### What you need to do
Answer with a single number: how many lines in the listing below include "солнца"?

### Input data

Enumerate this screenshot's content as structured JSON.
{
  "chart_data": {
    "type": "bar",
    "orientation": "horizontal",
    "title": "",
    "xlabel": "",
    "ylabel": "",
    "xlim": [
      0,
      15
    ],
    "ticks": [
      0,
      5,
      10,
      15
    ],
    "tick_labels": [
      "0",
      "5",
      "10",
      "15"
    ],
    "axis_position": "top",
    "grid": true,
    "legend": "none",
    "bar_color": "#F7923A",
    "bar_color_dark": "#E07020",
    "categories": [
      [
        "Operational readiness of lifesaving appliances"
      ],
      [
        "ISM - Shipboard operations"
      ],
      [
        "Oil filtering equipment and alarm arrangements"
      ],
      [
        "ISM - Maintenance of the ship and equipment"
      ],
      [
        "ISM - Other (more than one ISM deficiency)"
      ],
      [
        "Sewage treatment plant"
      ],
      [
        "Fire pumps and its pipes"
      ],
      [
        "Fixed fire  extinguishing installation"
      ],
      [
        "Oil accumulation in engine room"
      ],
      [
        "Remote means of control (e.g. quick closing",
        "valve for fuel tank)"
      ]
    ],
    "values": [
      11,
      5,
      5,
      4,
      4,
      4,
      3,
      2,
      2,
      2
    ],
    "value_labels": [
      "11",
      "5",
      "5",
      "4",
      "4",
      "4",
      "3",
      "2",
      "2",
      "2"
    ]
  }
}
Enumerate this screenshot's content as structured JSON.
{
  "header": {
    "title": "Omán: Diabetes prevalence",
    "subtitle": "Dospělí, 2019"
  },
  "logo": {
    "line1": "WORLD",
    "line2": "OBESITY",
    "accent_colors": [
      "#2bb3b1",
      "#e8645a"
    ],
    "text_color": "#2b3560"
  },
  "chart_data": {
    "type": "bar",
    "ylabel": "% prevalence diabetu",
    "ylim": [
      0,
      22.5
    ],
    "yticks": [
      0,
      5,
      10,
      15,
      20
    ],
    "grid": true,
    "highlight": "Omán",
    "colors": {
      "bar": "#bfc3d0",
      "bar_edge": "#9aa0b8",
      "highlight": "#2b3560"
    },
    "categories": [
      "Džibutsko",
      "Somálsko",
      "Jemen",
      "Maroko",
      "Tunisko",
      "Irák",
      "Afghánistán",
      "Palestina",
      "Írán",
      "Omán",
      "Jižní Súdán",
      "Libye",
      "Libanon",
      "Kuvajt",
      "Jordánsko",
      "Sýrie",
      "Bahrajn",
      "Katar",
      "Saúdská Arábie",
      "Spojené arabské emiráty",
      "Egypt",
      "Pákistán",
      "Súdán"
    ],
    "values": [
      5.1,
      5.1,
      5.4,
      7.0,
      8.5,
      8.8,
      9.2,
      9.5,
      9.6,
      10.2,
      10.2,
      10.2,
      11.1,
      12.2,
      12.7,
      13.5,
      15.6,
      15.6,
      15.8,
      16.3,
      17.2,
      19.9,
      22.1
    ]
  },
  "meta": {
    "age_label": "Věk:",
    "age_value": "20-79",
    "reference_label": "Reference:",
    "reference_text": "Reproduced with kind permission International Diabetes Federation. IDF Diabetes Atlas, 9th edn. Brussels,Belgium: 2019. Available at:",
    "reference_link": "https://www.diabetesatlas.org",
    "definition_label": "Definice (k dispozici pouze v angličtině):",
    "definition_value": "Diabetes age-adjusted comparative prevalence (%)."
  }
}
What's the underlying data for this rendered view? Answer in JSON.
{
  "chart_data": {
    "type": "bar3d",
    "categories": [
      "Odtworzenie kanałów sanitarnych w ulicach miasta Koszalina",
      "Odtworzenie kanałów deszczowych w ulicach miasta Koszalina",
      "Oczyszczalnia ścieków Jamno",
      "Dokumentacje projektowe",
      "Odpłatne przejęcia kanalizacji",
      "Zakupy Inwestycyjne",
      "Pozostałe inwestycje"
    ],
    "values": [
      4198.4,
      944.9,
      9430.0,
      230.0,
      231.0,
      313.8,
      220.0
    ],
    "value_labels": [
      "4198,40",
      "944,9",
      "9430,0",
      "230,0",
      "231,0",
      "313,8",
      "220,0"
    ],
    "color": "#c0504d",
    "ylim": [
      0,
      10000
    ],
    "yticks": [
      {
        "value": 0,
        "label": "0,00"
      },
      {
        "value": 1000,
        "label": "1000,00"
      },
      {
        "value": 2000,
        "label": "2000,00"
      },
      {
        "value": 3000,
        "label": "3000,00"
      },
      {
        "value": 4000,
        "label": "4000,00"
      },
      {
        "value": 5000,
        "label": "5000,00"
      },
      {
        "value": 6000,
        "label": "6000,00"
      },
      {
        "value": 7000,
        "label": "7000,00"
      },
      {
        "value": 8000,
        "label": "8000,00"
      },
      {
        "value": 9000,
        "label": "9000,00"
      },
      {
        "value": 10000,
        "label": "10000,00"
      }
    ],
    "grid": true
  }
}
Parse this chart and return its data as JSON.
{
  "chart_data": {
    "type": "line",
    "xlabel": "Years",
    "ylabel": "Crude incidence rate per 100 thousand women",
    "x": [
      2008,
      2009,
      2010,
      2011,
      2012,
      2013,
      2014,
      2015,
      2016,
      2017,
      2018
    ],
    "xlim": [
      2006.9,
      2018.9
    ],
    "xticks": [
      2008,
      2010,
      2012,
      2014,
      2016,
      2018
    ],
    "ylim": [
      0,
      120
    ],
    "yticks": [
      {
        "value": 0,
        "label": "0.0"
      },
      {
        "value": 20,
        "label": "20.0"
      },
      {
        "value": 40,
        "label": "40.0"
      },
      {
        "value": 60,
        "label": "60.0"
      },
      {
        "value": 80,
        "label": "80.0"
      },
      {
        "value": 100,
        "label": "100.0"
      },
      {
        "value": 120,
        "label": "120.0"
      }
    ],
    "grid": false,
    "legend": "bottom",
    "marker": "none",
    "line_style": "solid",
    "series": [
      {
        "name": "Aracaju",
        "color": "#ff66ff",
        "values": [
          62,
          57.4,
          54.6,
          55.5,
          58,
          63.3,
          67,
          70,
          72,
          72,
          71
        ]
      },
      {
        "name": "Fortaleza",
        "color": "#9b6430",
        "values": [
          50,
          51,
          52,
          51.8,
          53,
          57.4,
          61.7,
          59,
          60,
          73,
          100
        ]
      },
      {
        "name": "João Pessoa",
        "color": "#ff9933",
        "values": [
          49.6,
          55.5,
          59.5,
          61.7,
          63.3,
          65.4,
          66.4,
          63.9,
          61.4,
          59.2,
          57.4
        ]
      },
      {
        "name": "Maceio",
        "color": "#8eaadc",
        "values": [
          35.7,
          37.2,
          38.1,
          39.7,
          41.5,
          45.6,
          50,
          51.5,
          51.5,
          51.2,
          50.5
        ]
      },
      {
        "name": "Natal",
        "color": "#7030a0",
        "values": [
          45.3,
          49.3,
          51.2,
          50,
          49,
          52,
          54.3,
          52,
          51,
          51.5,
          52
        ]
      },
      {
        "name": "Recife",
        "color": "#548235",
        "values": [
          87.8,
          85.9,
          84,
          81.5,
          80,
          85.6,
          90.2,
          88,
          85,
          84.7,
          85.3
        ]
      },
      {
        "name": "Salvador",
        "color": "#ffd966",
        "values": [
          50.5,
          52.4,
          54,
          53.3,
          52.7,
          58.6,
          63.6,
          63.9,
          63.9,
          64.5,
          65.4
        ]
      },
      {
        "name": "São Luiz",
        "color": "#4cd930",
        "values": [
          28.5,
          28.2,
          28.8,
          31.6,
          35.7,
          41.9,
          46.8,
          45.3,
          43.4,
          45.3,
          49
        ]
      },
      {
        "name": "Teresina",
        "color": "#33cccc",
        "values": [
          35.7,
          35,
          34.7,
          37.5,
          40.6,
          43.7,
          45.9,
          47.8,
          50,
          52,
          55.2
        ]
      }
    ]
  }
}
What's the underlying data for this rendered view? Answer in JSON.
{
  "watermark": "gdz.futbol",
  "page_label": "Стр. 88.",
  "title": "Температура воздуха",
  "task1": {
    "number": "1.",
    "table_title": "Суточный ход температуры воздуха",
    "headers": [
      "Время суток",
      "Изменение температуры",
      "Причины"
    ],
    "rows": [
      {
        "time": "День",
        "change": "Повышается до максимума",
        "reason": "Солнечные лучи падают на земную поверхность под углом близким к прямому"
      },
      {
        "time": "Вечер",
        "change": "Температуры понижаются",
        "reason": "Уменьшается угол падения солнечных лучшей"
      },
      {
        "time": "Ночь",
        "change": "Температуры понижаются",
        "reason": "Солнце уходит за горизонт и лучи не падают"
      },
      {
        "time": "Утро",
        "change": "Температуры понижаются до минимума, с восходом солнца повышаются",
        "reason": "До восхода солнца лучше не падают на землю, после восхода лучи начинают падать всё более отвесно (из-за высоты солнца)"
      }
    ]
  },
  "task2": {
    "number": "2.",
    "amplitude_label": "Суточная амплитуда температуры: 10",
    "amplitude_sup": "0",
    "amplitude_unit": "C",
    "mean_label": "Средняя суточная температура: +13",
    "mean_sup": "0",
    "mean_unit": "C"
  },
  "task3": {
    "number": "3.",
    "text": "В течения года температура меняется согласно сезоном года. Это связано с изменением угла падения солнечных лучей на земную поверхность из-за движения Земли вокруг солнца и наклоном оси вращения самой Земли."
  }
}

### Response for this exercise
3